▶ Problem to solve
Could you copy out the records below with "legend-swatch" replaced by "legend-marker" everywhere it occurs, leaving every other character unchanged?
• • • • • • •
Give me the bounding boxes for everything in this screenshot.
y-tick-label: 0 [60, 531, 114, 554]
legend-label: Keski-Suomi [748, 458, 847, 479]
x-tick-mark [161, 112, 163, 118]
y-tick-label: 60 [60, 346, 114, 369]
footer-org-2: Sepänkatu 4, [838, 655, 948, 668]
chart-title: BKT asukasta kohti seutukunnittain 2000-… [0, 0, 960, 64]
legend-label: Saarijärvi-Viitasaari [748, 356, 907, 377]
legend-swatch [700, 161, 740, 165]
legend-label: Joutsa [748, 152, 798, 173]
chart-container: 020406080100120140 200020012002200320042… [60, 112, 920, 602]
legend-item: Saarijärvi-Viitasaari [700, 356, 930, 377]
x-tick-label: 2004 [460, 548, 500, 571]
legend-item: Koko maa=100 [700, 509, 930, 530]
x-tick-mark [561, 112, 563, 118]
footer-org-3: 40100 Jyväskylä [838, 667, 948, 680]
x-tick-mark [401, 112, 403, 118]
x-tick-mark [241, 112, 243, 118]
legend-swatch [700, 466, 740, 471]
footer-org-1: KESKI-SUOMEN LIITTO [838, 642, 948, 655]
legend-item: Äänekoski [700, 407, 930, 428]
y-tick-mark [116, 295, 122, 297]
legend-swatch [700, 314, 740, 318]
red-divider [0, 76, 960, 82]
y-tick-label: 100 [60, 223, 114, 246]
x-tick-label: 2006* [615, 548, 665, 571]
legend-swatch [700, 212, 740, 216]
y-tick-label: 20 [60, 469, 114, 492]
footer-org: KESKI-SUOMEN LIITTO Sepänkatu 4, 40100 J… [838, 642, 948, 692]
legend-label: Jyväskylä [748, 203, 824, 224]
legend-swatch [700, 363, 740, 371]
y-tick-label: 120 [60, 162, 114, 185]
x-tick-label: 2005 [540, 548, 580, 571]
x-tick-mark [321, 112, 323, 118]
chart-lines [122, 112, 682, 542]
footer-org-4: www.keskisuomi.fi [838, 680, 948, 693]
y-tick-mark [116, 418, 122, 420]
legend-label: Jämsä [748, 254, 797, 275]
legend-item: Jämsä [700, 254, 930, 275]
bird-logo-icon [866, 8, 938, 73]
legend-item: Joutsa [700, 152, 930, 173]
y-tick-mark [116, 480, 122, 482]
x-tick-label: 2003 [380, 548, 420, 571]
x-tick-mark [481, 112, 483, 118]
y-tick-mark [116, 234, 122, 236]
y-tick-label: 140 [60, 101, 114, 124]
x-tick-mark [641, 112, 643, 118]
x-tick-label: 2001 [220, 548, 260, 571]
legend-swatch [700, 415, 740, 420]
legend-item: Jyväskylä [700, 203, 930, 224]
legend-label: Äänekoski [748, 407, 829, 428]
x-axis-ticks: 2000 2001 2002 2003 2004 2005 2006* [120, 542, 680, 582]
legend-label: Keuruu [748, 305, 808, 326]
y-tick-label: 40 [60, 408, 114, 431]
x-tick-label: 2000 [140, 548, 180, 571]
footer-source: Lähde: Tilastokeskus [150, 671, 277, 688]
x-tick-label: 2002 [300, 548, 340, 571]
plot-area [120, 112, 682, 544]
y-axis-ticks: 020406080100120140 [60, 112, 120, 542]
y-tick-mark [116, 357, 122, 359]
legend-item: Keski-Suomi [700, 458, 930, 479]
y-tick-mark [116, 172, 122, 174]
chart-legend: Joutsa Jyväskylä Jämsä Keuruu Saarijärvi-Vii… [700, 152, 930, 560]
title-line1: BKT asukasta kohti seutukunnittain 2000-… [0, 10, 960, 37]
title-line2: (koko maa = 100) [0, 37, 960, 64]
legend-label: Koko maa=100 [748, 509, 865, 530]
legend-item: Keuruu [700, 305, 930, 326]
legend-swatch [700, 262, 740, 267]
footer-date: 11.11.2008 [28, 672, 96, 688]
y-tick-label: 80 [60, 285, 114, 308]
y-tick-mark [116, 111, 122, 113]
• • • • • • •
▶ Written answer
Give me the bounding boxes for everything in this screenshot.
y-tick-label: 0 [60, 531, 114, 554]
legend-label: Keski-Suomi [748, 458, 847, 479]
x-tick-mark [161, 112, 163, 118]
y-tick-label: 60 [60, 346, 114, 369]
footer-org-2: Sepänkatu 4, [838, 655, 948, 668]
chart-title: BKT asukasta kohti seutukunnittain 2000-… [0, 0, 960, 64]
legend-label: Saarijärvi-Viitasaari [748, 356, 907, 377]
legend-marker [700, 161, 740, 165]
legend-label: Joutsa [748, 152, 798, 173]
chart-container: 020406080100120140 200020012002200320042… [60, 112, 920, 602]
legend-item: Saarijärvi-Viitasaari [700, 356, 930, 377]
x-tick-label: 2004 [460, 548, 500, 571]
legend-item: Koko maa=100 [700, 509, 930, 530]
x-tick-mark [561, 112, 563, 118]
footer-org-3: 40100 Jyväskylä [838, 667, 948, 680]
x-tick-mark [401, 112, 403, 118]
x-tick-mark [241, 112, 243, 118]
legend-marker [700, 466, 740, 471]
footer-org-1: KESKI-SUOMEN LIITTO [838, 642, 948, 655]
legend-item: Äänekoski [700, 407, 930, 428]
y-tick-mark [116, 295, 122, 297]
legend-marker [700, 314, 740, 318]
red-divider [0, 76, 960, 82]
y-tick-label: 100 [60, 223, 114, 246]
x-tick-label: 2006* [615, 548, 665, 571]
legend-marker [700, 212, 740, 216]
y-tick-label: 20 [60, 469, 114, 492]
footer-org: KESKI-SUOMEN LIITTO Sepänkatu 4, 40100 J… [838, 642, 948, 692]
legend-label: Jyväskylä [748, 203, 824, 224]
legend-marker [700, 363, 740, 371]
y-tick-label: 120 [60, 162, 114, 185]
x-tick-label: 2005 [540, 548, 580, 571]
x-tick-mark [321, 112, 323, 118]
chart-lines [122, 112, 682, 542]
footer-org-4: www.keskisuomi.fi [838, 680, 948, 693]
y-tick-mark [116, 418, 122, 420]
legend-label: Jämsä [748, 254, 797, 275]
legend-item: Jämsä [700, 254, 930, 275]
bird-logo-icon [866, 8, 938, 73]
legend-item: Joutsa [700, 152, 930, 173]
y-tick-mark [116, 480, 122, 482]
x-tick-label: 2003 [380, 548, 420, 571]
x-tick-mark [481, 112, 483, 118]
y-tick-mark [116, 234, 122, 236]
y-tick-label: 140 [60, 101, 114, 124]
x-tick-mark [641, 112, 643, 118]
x-tick-label: 2001 [220, 548, 260, 571]
legend-marker [700, 415, 740, 420]
legend-item: Jyväskylä [700, 203, 930, 224]
legend-label: Äänekoski [748, 407, 829, 428]
x-axis-ticks: 2000 2001 2002 2003 2004 2005 2006* [120, 542, 680, 582]
legend-label: Keuruu [748, 305, 808, 326]
y-tick-label: 40 [60, 408, 114, 431]
x-tick-label: 2000 [140, 548, 180, 571]
footer-source: Lähde: Tilastokeskus [150, 671, 277, 688]
x-tick-label: 2002 [300, 548, 340, 571]
plot-area [120, 112, 682, 544]
y-axis-ticks: 020406080100120140 [60, 112, 120, 542]
y-tick-mark [116, 357, 122, 359]
legend-item: Keski-Suomi [700, 458, 930, 479]
y-tick-mark [116, 172, 122, 174]
chart-legend: Joutsa Jyväskylä Jämsä Keuruu Saarijärvi-Vii… [700, 152, 930, 560]
title-line1: BKT asukasta kohti seutukunnittain 2000-… [0, 10, 960, 37]
title-line2: (koko maa = 100) [0, 37, 960, 64]
legend-label: Koko maa=100 [748, 509, 865, 530]
legend-item: Keuruu [700, 305, 930, 326]
legend-marker [700, 262, 740, 267]
footer-date: 11.11.2008 [28, 672, 96, 688]
y-tick-label: 80 [60, 285, 114, 308]
y-tick-mark [116, 111, 122, 113]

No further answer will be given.